(DATA IN THIS EXERCISE):
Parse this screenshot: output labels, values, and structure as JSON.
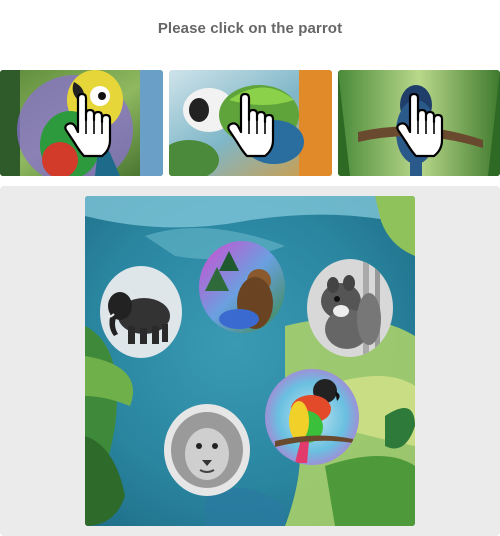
{
  "instruction": "Please click on the parrot",
  "examples": [
    {
      "subject": "parrot",
      "icon": "pointing-hand-cursor-icon"
    },
    {
      "subject": "parrot",
      "icon": "pointing-hand-cursor-icon"
    },
    {
      "subject": "parrot",
      "icon": "pointing-hand-cursor-icon"
    }
  ],
  "puzzle": {
    "target": "parrot",
    "animals": [
      "elephant",
      "bear",
      "squirrel",
      "parrot",
      "lion"
    ]
  },
  "colors": {
    "instruction_text": "#666666",
    "panel_background": "#ebebeb",
    "water_teal": "#2f8fa6",
    "leaf_green": "#8cbf4a"
  }
}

(EXERCISE AIM):
Quote the records in their entirety, keeping the wording exact and excluding pictures.

(THE RESPONSE):
Parse this screenshot: output labels, values, and structure as JSON.
{
  "instruction": "Please click on the parrot",
  "examples": [
    {
      "subject": "parrot",
      "icon": "pointing-hand-cursor-icon"
    },
    {
      "subject": "parrot",
      "icon": "pointing-hand-cursor-icon"
    },
    {
      "subject": "parrot",
      "icon": "pointing-hand-cursor-icon"
    }
  ],
  "puzzle": {
    "target": "parrot",
    "animals": [
      "elephant",
      "bear",
      "squirrel",
      "parrot",
      "lion"
    ]
  },
  "colors": {
    "instruction_text": "#666666",
    "panel_background": "#ebebeb",
    "water_teal": "#2f8fa6",
    "leaf_green": "#8cbf4a"
  }
}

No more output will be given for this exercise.